WRITTEN INSTRUCTION =>
Gather all lines with the word "only" in them.

INFORMATION SUPPLIED =>
>> Start
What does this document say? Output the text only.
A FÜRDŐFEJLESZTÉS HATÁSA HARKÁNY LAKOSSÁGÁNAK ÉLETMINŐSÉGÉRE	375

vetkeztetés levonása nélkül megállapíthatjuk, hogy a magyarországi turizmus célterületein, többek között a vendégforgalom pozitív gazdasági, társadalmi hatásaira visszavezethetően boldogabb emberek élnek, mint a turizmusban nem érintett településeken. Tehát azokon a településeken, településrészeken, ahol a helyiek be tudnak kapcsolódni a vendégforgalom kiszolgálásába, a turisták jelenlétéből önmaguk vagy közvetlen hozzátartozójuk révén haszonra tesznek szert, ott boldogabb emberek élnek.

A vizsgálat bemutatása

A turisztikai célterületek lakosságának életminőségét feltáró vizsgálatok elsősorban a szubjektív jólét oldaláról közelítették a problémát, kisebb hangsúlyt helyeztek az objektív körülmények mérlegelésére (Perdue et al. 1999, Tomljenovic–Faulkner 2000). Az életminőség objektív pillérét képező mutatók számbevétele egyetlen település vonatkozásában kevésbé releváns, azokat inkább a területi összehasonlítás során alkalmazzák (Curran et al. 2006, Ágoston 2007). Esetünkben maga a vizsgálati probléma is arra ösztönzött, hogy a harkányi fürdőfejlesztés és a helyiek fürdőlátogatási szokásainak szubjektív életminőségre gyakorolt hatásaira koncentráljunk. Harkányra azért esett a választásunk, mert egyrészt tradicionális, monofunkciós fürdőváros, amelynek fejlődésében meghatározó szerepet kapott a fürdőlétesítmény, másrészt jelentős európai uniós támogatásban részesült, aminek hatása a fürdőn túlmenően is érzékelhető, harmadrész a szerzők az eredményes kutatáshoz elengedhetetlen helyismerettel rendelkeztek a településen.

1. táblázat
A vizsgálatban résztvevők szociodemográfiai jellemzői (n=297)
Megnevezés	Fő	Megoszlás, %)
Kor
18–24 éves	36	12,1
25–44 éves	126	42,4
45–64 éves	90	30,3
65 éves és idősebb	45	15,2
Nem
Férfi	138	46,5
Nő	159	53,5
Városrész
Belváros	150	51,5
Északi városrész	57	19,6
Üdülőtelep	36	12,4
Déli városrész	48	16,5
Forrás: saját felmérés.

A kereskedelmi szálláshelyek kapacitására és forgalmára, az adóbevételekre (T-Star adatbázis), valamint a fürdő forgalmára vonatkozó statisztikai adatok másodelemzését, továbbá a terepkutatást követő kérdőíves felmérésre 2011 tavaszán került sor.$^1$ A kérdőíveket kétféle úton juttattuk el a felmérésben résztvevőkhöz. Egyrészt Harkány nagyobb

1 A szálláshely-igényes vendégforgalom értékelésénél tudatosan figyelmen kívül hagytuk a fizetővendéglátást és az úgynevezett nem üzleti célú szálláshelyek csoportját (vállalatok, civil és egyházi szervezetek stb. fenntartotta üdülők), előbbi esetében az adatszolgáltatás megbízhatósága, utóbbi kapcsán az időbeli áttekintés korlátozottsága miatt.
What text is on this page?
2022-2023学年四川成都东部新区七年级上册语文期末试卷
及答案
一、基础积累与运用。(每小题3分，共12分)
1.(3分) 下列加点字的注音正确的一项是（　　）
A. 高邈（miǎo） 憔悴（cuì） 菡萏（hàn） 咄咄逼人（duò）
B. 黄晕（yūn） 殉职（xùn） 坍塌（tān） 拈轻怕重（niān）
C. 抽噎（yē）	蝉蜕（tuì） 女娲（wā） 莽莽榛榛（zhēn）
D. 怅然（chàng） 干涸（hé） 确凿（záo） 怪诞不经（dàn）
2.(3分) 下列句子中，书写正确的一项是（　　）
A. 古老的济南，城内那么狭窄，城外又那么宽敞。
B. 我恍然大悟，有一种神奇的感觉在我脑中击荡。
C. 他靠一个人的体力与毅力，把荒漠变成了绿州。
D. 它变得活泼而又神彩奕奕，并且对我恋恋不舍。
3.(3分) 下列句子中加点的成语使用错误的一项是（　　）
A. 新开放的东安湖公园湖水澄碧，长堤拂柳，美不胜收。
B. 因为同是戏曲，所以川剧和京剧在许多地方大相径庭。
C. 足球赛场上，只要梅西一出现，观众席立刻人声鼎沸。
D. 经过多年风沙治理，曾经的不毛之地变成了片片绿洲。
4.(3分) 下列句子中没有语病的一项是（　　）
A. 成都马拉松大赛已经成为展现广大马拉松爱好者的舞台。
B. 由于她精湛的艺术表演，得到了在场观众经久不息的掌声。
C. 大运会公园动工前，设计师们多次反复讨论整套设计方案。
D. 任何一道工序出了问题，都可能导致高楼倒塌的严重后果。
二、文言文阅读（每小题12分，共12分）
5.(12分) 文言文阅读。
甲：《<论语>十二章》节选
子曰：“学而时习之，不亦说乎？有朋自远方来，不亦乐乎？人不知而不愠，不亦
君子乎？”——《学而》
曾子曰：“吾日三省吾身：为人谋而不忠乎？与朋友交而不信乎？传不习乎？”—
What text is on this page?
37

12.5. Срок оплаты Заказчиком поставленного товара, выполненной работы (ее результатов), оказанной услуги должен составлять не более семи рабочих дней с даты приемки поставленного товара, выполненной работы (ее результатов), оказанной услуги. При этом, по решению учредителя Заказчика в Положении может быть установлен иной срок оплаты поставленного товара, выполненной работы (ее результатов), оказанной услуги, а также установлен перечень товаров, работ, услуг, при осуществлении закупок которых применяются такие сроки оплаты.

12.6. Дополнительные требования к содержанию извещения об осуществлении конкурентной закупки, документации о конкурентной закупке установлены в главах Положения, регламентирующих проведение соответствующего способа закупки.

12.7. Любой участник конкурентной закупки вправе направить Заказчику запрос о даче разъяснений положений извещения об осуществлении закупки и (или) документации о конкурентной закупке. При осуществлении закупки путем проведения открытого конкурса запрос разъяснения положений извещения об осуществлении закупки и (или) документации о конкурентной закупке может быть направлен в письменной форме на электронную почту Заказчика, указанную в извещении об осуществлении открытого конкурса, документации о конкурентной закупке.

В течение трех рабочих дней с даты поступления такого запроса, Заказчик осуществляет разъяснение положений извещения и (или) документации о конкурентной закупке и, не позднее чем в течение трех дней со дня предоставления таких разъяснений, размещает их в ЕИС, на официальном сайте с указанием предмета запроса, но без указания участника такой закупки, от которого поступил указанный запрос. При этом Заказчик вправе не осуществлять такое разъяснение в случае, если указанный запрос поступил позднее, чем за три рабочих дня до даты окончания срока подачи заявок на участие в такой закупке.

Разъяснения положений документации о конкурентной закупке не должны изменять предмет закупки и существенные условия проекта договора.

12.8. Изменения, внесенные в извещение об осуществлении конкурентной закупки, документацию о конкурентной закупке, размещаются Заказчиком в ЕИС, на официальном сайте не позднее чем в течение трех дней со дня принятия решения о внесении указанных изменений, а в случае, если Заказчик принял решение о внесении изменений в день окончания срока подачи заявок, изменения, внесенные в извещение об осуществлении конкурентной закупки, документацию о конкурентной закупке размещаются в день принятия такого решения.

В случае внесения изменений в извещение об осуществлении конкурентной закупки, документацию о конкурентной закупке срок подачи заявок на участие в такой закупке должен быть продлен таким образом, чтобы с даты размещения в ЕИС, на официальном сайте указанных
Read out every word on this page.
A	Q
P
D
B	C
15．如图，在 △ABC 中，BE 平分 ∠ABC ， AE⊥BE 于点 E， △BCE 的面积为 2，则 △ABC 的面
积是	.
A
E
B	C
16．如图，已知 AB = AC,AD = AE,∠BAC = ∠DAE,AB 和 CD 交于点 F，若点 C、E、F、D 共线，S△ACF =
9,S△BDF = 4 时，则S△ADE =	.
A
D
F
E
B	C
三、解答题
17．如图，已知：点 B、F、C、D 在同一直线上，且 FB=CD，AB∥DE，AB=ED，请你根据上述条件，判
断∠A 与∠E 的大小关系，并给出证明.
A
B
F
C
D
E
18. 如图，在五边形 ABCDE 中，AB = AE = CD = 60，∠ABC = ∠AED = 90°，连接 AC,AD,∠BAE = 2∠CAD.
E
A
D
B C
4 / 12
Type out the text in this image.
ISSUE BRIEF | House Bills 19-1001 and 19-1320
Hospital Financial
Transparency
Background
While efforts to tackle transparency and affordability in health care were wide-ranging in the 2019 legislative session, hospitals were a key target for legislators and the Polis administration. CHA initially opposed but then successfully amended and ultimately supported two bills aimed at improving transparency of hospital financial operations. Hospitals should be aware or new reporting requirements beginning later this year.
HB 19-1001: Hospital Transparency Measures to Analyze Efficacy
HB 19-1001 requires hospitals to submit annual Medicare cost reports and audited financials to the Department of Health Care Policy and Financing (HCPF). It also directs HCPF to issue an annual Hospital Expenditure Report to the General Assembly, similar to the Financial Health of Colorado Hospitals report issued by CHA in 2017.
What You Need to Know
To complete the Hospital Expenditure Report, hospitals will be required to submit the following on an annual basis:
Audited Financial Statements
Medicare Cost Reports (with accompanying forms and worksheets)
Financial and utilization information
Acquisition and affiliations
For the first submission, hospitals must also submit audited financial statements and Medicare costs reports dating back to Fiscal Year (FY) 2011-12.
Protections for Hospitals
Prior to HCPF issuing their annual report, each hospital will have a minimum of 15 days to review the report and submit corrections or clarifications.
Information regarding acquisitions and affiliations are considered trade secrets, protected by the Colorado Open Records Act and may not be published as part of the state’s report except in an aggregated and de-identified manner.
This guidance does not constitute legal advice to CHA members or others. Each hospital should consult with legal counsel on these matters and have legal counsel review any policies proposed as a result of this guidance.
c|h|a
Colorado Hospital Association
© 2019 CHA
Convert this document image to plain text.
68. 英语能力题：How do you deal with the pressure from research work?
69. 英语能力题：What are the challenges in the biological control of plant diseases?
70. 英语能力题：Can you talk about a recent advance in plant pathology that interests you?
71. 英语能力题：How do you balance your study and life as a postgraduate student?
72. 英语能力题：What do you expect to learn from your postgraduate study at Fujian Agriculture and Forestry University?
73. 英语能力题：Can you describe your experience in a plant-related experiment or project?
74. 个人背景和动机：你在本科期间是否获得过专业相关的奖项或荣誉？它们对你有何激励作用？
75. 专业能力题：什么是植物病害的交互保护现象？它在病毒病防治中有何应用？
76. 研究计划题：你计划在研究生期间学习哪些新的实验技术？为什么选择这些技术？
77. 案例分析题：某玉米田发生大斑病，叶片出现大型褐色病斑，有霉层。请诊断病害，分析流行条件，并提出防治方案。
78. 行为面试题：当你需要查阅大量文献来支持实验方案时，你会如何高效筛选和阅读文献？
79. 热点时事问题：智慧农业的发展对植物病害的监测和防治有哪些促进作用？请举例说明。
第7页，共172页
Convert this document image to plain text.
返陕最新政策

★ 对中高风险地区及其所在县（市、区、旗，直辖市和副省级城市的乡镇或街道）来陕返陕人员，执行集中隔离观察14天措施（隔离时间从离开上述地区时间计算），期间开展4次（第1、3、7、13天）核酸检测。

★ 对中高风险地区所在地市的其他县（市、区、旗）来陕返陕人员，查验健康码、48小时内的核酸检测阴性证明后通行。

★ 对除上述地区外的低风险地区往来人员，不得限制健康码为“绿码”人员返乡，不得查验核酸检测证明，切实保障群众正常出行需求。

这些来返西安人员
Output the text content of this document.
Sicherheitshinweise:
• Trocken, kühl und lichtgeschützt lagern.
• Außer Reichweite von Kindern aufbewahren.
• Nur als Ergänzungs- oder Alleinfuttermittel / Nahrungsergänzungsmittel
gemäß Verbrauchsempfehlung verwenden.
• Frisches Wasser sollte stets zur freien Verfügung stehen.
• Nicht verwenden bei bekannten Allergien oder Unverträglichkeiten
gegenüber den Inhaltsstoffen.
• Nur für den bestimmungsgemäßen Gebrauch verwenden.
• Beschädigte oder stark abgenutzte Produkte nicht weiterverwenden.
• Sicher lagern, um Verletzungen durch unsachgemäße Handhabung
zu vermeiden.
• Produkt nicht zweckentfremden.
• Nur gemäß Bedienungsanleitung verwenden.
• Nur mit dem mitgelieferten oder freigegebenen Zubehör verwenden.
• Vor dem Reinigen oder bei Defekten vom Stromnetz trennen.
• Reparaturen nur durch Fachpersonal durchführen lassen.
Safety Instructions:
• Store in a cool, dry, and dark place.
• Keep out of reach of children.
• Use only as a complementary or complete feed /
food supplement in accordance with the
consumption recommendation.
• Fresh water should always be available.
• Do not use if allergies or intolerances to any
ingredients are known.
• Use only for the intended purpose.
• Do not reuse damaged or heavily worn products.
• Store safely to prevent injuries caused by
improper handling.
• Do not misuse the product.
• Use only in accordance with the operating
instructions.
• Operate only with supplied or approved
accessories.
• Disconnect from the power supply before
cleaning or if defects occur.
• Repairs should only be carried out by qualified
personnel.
>> End
WRITTEN RESPONSE =>
What does this document say? Output the text only.
• Use only as a complementary or complete feed /
• Use only for the intended purpose.
• Use only in accordance with the operating
• Operate only with supplied or approved
• Repairs should only be carried out by qualified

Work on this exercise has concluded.